> PROBLEM TO WORK ON
Give the entries again, word for word.

> PROVIDED RECORDS
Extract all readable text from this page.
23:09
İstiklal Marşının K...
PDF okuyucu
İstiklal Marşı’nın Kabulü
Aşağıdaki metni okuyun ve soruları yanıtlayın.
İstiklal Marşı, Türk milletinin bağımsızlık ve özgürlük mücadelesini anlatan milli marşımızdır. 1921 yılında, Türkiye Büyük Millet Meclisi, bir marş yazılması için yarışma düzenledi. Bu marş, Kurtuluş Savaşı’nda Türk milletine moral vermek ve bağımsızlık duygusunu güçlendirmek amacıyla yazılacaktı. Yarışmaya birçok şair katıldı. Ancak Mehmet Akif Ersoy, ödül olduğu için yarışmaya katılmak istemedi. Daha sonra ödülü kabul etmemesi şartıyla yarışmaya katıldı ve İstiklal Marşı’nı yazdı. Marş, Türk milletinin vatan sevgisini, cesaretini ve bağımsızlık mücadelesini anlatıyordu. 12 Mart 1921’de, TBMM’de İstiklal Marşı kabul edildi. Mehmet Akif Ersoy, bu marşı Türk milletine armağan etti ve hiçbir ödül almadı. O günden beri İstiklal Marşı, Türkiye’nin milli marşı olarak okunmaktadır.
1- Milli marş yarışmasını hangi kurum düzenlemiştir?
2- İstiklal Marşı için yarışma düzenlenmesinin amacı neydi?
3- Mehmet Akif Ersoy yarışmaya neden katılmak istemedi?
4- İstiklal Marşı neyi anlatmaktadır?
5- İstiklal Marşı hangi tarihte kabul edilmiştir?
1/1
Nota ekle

> SOLUTION TO THE PROBLEM
Extract all readable text from this page.
23:09
İstiklal Marşının K...
PDF okuyucu
İstiklal Marşı’nın Kabulü
Aşağıdaki metni okuyun ve soruları yanıtlayın.
İstiklal Marşı, Türk milletinin bağımsızlık ve özgürlük mücadelesini anlatan milli marşımızdır. 1921 yılında, Türkiye Büyük Millet Meclisi, bir marş yazılması için yarışma düzenledi. Bu marş, Kurtuluş Savaşı’nda Türk milletine moral vermek ve bağımsızlık duygusunu güçlendirmek amacıyla yazılacaktı. Yarışmaya birçok şair katıldı. Ancak Mehmet Akif Ersoy, ödül olduğu için yarışmaya katılmak istemedi. Daha sonra ödülü kabul etmemesi şartıyla yarışmaya katıldı ve İstiklal Marşı’nı yazdı. Marş, Türk milletinin vatan sevgisini, cesaretini ve bağımsızlık mücadelesini anlatıyordu. 12 Mart 1921’de, TBMM’de İstiklal Marşı kabul edildi. Mehmet Akif Ersoy, bu marşı Türk milletine armağan etti ve hiçbir ödül almadı. O günden beri İstiklal Marşı, Türkiye’nin milli marşı olarak okunmaktadır.
1- Milli marş yarışmasını hangi kurum düzenlemiştir?
2- İstiklal Marşı için yarışma düzenlenmesinin amacı neydi?
3- Mehmet Akif Ersoy yarışmaya neden katılmak istemedi?
4- İstiklal Marşı neyi anlatmaktadır?
5- İstiklal Marşı hangi tarihte kabul edilmiştir?
1/1
Nota ekle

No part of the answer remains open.